**Written request a:** Using the text on access control lists, decide whether each statement agrees with it: (i) ACLs are supported on ext4, XFS, and Btrfs; (ii) once a file carries an ACL, ls -l appends a + to the mode; (iii) the classic permission model grants four sets of rwx bits per file. For each, answer yes or no and quote the deciding words of the text.

Access Control Lists
The classic permission model grants exactly three sets of rwx bits per file: one for the owning user, one for the owning group, one for everyone else. That covers most of a server, until the day two different groups need different access to the same directory tree, or one contractor needs read access without being added to the group that owns everything. The traditional model has no entry to express "this one extra user" — your only escape is to invent another group and re-chown files into it.
Access control lists (ACLs) remove that ceiling. They attach any number of named-user and named-group entries to a file or directory, each with its own rwx, layered on top of the base mode the kernel already checks. ACLs are a POSIX-draft extension stored in the filesystem's extended attributes, supported on ext4, XFS, and Btrfs and mounted with ACL support by default on Debian and Ubuntu. The operational consequence is subtler than the feature list suggests: the moment a file carries an ACL, ls -l appends a + to the mode and the group bits stop meaning what they appear to mean — they become a mask, and misreading that mask is the most common way an ACL silently grants less than you intended.
Limits of the Three-Triad Model
Standard permissions answer a fixed question with a fixed shape: one user, one group, everyone else. Picture a finance directory that the finance team writes to, the audit team must read but never write, and a single external accountant needs read access to one file. Three triads cannot encode three distinct positive grants plus a default-deny. The usual workaround — making an audit group, an accountant group, and shuffling group ownership per file — turns a permissions problem into a group-membership sprawl that nobody can reason about six months later.

**Spatial annotation entries:**
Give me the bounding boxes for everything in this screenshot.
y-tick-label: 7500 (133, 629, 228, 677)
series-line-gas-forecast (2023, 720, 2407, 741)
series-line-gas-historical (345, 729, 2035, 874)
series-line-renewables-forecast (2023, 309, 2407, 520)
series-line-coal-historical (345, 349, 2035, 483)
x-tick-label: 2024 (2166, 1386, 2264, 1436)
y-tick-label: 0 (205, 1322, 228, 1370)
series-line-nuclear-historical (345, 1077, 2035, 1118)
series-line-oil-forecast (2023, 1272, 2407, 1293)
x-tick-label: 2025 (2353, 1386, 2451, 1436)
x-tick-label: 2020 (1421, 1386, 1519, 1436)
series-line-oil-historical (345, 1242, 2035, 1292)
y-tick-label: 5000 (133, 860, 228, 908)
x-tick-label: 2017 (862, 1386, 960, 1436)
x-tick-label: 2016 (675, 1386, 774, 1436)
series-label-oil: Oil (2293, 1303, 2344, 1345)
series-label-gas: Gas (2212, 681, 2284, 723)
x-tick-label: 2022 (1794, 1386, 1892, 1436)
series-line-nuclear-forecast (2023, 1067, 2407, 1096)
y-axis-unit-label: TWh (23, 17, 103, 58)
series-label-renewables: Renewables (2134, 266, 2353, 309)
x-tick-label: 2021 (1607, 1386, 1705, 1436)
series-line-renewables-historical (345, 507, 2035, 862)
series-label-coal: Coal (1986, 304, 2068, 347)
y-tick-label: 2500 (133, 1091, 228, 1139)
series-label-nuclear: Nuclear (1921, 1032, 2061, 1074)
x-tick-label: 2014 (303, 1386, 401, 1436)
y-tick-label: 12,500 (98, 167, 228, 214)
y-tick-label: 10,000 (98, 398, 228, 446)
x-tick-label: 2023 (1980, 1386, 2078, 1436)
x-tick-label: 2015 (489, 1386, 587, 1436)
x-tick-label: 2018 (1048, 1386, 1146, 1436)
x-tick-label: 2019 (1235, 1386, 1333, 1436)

**Written request b:** Count the lines of the records that contain the string "nuclear", treating case as significant, and give only the number.

**Task answer a:**
(i) Yes: "supported on ext4, XFS, and Btrfs"
(ii) Yes: "the moment a file carries an ACL, ls -l appends a + to the mode"
(iii) No: "grants exactly three sets of rwx bits per file"

**Task answer b:** 3